# START OF The records

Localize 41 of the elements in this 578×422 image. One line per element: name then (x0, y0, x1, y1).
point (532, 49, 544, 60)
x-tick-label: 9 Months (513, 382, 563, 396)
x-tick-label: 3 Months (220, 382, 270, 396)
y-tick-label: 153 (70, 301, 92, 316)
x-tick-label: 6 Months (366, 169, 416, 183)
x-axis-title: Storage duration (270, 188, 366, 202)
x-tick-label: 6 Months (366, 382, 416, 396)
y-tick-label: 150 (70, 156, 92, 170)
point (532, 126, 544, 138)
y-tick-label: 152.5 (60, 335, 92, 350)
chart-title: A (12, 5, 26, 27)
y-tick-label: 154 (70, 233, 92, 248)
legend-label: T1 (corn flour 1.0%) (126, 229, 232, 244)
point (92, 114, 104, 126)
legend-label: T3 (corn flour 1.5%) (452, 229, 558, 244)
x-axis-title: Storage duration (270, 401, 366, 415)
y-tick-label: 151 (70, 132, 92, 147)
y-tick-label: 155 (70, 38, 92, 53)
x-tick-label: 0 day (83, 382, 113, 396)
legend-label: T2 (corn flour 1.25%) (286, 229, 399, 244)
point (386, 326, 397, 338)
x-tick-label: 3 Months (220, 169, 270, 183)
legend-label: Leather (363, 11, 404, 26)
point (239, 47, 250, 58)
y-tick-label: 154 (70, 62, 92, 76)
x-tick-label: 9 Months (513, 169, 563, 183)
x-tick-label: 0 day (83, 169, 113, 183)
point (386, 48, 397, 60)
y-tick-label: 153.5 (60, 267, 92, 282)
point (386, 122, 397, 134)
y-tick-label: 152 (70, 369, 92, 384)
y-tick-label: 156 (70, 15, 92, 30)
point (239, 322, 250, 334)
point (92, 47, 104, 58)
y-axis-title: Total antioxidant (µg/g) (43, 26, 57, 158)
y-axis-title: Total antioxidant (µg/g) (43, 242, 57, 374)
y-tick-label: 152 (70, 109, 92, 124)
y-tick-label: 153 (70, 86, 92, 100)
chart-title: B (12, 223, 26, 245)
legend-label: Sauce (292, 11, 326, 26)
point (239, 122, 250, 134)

# END OF The records

* _Aim_:
Update the data above so that "Storage duration" reads "Storage period" everywhere, keeping every other line and value the same.

* _Solution below_:
Localize 41 of the elements in this 578×422 image. One line per element: name then (x0, y0, x1, y1).
point (532, 49, 544, 60)
x-tick-label: 9 Months (513, 382, 563, 396)
x-tick-label: 3 Months (220, 382, 270, 396)
y-tick-label: 153 (70, 301, 92, 316)
x-tick-label: 6 Months (366, 169, 416, 183)
x-axis-title: Storage period (270, 188, 366, 202)
x-tick-label: 6 Months (366, 382, 416, 396)
y-tick-label: 150 (70, 156, 92, 170)
point (532, 126, 544, 138)
y-tick-label: 152.5 (60, 335, 92, 350)
chart-title: A (12, 5, 26, 27)
y-tick-label: 154 (70, 233, 92, 248)
legend-label: T1 (corn flour 1.0%) (126, 229, 232, 244)
point (92, 114, 104, 126)
legend-label: T3 (corn flour 1.5%) (452, 229, 558, 244)
x-axis-title: Storage period (270, 401, 366, 415)
y-tick-label: 151 (70, 132, 92, 147)
y-tick-label: 155 (70, 38, 92, 53)
x-tick-label: 0 day (83, 382, 113, 396)
legend-label: T2 (corn flour 1.25%) (286, 229, 399, 244)
point (386, 326, 397, 338)
x-tick-label: 3 Months (220, 169, 270, 183)
legend-label: Leather (363, 11, 404, 26)
point (239, 47, 250, 58)
y-tick-label: 154 (70, 62, 92, 76)
x-tick-label: 9 Months (513, 169, 563, 183)
x-tick-label: 0 day (83, 169, 113, 183)
point (386, 48, 397, 60)
y-tick-label: 153.5 (60, 267, 92, 282)
point (386, 122, 397, 134)
y-tick-label: 152 (70, 369, 92, 384)
y-tick-label: 156 (70, 15, 92, 30)
point (239, 322, 250, 334)
point (92, 47, 104, 58)
y-axis-title: Total antioxidant (µg/g) (43, 26, 57, 158)
y-axis-title: Total antioxidant (µg/g) (43, 242, 57, 374)
y-tick-label: 152 (70, 109, 92, 124)
y-tick-label: 153 (70, 86, 92, 100)
chart-title: B (12, 223, 26, 245)
legend-label: Sauce (292, 11, 326, 26)
point (239, 122, 250, 134)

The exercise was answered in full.